##### Supplied material #####

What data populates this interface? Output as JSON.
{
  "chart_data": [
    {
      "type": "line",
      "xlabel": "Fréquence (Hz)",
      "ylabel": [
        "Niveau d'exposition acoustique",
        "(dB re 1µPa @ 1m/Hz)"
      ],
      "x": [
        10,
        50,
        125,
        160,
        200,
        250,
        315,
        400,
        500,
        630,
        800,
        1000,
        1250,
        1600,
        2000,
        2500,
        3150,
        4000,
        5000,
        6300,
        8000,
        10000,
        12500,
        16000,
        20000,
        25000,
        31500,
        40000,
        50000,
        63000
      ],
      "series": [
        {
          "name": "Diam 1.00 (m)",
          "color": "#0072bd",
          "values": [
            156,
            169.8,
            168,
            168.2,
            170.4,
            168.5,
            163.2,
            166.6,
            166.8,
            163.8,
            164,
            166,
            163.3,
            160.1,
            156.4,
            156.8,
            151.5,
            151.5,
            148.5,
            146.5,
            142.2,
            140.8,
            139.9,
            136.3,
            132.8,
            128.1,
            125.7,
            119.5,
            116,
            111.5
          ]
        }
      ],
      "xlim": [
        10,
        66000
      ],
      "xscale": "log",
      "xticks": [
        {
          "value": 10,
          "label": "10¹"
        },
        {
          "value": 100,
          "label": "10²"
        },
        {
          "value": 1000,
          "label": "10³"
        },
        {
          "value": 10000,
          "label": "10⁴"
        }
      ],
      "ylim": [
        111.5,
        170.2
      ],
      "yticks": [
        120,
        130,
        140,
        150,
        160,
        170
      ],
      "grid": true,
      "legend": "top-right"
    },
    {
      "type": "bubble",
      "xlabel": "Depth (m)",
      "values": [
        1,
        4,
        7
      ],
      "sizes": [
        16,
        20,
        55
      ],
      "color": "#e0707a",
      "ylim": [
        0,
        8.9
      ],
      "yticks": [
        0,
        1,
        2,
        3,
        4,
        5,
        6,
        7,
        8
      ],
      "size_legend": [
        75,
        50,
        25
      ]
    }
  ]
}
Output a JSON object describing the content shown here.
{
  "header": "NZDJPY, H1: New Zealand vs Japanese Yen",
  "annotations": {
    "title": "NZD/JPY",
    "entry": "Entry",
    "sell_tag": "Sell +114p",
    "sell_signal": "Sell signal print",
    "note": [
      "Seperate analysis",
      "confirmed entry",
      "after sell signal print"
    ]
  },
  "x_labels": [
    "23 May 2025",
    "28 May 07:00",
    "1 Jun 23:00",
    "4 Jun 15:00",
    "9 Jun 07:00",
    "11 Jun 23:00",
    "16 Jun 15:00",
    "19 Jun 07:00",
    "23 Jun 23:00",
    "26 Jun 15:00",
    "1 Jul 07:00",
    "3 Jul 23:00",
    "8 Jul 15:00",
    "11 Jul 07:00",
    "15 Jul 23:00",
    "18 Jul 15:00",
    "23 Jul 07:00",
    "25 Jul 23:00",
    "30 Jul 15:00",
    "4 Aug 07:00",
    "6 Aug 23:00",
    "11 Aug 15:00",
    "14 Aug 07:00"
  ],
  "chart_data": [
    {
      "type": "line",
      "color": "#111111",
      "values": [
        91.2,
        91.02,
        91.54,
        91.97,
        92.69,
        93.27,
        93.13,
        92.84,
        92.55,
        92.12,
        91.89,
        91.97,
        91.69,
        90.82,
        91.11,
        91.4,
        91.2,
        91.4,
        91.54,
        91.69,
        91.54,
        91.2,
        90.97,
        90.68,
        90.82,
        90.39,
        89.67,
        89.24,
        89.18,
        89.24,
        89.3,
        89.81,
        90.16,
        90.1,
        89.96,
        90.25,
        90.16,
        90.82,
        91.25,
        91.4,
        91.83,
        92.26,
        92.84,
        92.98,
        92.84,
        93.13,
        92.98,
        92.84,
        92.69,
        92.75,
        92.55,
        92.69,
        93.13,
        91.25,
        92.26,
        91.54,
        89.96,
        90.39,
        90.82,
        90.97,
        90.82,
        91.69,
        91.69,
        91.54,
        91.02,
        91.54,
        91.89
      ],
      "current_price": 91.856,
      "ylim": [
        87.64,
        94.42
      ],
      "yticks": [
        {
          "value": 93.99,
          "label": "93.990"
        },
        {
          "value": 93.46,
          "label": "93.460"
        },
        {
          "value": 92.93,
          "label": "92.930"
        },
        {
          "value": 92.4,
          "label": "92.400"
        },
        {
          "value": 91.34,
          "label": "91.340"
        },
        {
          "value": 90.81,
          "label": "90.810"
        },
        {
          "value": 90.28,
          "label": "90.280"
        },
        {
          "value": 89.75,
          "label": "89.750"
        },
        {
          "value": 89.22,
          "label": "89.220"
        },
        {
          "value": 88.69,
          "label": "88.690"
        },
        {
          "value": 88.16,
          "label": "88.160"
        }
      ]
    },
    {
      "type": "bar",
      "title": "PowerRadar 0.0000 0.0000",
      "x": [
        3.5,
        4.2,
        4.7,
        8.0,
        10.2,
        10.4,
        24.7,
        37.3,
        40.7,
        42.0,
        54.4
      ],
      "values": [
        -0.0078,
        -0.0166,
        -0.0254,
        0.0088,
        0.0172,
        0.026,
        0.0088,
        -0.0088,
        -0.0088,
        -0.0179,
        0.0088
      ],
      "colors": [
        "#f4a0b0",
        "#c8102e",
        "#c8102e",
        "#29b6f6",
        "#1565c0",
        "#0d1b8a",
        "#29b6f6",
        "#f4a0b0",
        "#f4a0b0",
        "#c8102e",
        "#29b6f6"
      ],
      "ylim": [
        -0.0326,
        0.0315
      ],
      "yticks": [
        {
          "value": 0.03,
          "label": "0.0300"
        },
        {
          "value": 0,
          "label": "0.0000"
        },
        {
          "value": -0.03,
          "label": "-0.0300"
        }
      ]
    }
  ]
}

#####

Direction — Copy all the records above precisely.

Task solution —
What data populates this interface? Output as JSON.
{
  "chart_data": [
    {
      "type": "line",
      "xlabel": "Fréquence (Hz)",
      "ylabel": [
        "Niveau d'exposition acoustique",
        "(dB re 1µPa @ 1m/Hz)"
      ],
      "x": [
        10,
        50,
        125,
        160,
        200,
        250,
        315,
        400,
        500,
        630,
        800,
        1000,
        1250,
        1600,
        2000,
        2500,
        3150,
        4000,
        5000,
        6300,
        8000,
        10000,
        12500,
        16000,
        20000,
        25000,
        31500,
        40000,
        50000,
        63000
      ],
      "series": [
        {
          "name": "Diam 1.00 (m)",
          "color": "#0072bd",
          "values": [
            156,
            169.8,
            168,
            168.2,
            170.4,
            168.5,
            163.2,
            166.6,
            166.8,
            163.8,
            164,
            166,
            163.3,
            160.1,
            156.4,
            156.8,
            151.5,
            151.5,
            148.5,
            146.5,
            142.2,
            140.8,
            139.9,
            136.3,
            132.8,
            128.1,
            125.7,
            119.5,
            116,
            111.5
          ]
        }
      ],
      "xlim": [
        10,
        66000
      ],
      "xscale": "log",
      "xticks": [
        {
          "value": 10,
          "label": "10¹"
        },
        {
          "value": 100,
          "label": "10²"
        },
        {
          "value": 1000,
          "label": "10³"
        },
        {
          "value": 10000,
          "label": "10⁴"
        }
      ],
      "ylim": [
        111.5,
        170.2
      ],
      "yticks": [
        120,
        130,
        140,
        150,
        160,
        170
      ],
      "grid": true,
      "legend": "top-right"
    },
    {
      "type": "bubble",
      "xlabel": "Depth (m)",
      "values": [
        1,
        4,
        7
      ],
      "sizes": [
        16,
        20,
        55
      ],
      "color": "#e0707a",
      "ylim": [
        0,
        8.9
      ],
      "yticks": [
        0,
        1,
        2,
        3,
        4,
        5,
        6,
        7,
        8
      ],
      "size_legend": [
        75,
        50,
        25
      ]
    }
  ]
}
Output a JSON object describing the content shown here.
{
  "header": "NZDJPY, H1: New Zealand vs Japanese Yen",
  "annotations": {
    "title": "NZD/JPY",
    "entry": "Entry",
    "sell_tag": "Sell +114p",
    "sell_signal": "Sell signal print",
    "note": [
      "Seperate analysis",
      "confirmed entry",
      "after sell signal print"
    ]
  },
  "x_labels": [
    "23 May 2025",
    "28 May 07:00",
    "1 Jun 23:00",
    "4 Jun 15:00",
    "9 Jun 07:00",
    "11 Jun 23:00",
    "16 Jun 15:00",
    "19 Jun 07:00",
    "23 Jun 23:00",
    "26 Jun 15:00",
    "1 Jul 07:00",
    "3 Jul 23:00",
    "8 Jul 15:00",
    "11 Jul 07:00",
    "15 Jul 23:00",
    "18 Jul 15:00",
    "23 Jul 07:00",
    "25 Jul 23:00",
    "30 Jul 15:00",
    "4 Aug 07:00",
    "6 Aug 23:00",
    "11 Aug 15:00",
    "14 Aug 07:00"
  ],
  "chart_data": [
    {
      "type": "line",
      "color": "#111111",
      "values": [
        91.2,
        91.02,
        91.54,
        91.97,
        92.69,
        93.27,
        93.13,
        92.84,
        92.55,
        92.12,
        91.89,
        91.97,
        91.69,
        90.82,
        91.11,
        91.4,
        91.2,
        91.4,
        91.54,
        91.69,
        91.54,
        91.2,
        90.97,
        90.68,
        90.82,
        90.39,
        89.67,
        89.24,
        89.18,
        89.24,
        89.3,
        89.81,
        90.16,
        90.1,
        89.96,
        90.25,
        90.16,
        90.82,
        91.25,
        91.4,
        91.83,
        92.26,
        92.84,
        92.98,
        92.84,
        93.13,
        92.98,
        92.84,
        92.69,
        92.75,
        92.55,
        92.69,
        93.13,
        91.25,
        92.26,
        91.54,
        89.96,
        90.39,
        90.82,
        90.97,
        90.82,
        91.69,
        91.69,
        91.54,
        91.02,
        91.54,
        91.89
      ],
      "current_price": 91.856,
      "ylim": [
        87.64,
        94.42
      ],
      "yticks": [
        {
          "value": 93.99,
          "label": "93.990"
        },
        {
          "value": 93.46,
          "label": "93.460"
        },
        {
          "value": 92.93,
          "label": "92.930"
        },
        {
          "value": 92.4,
          "label": "92.400"
        },
        {
          "value": 91.34,
          "label": "91.340"
        },
        {
          "value": 90.81,
          "label": "90.810"
        },
        {
          "value": 90.28,
          "label": "90.280"
        },
        {
          "value": 89.75,
          "label": "89.750"
        },
        {
          "value": 89.22,
          "label": "89.220"
        },
        {
          "value": 88.69,
          "label": "88.690"
        },
        {
          "value": 88.16,
          "label": "88.160"
        }
      ]
    },
    {
      "type": "bar",
      "title": "PowerRadar 0.0000 0.0000",
      "x": [
        3.5,
        4.2,
        4.7,
        8.0,
        10.2,
        10.4,
        24.7,
        37.3,
        40.7,
        42.0,
        54.4
      ],
      "values": [
        -0.0078,
        -0.0166,
        -0.0254,
        0.0088,
        0.0172,
        0.026,
        0.0088,
        -0.0088,
        -0.0088,
        -0.0179,
        0.0088
      ],
      "colors": [
        "#f4a0b0",
        "#c8102e",
        "#c8102e",
        "#29b6f6",
        "#1565c0",
        "#0d1b8a",
        "#29b6f6",
        "#f4a0b0",
        "#f4a0b0",
        "#c8102e",
        "#29b6f6"
      ],
      "ylim": [
        -0.0326,
        0.0315
      ],
      "yticks": [
        {
          "value": 0.03,
          "label": "0.0300"
        },
        {
          "value": 0,
          "label": "0.0000"
        },
        {
          "value": -0.03,
          "label": "-0.0300"
        }
      ]
    }
  ]
}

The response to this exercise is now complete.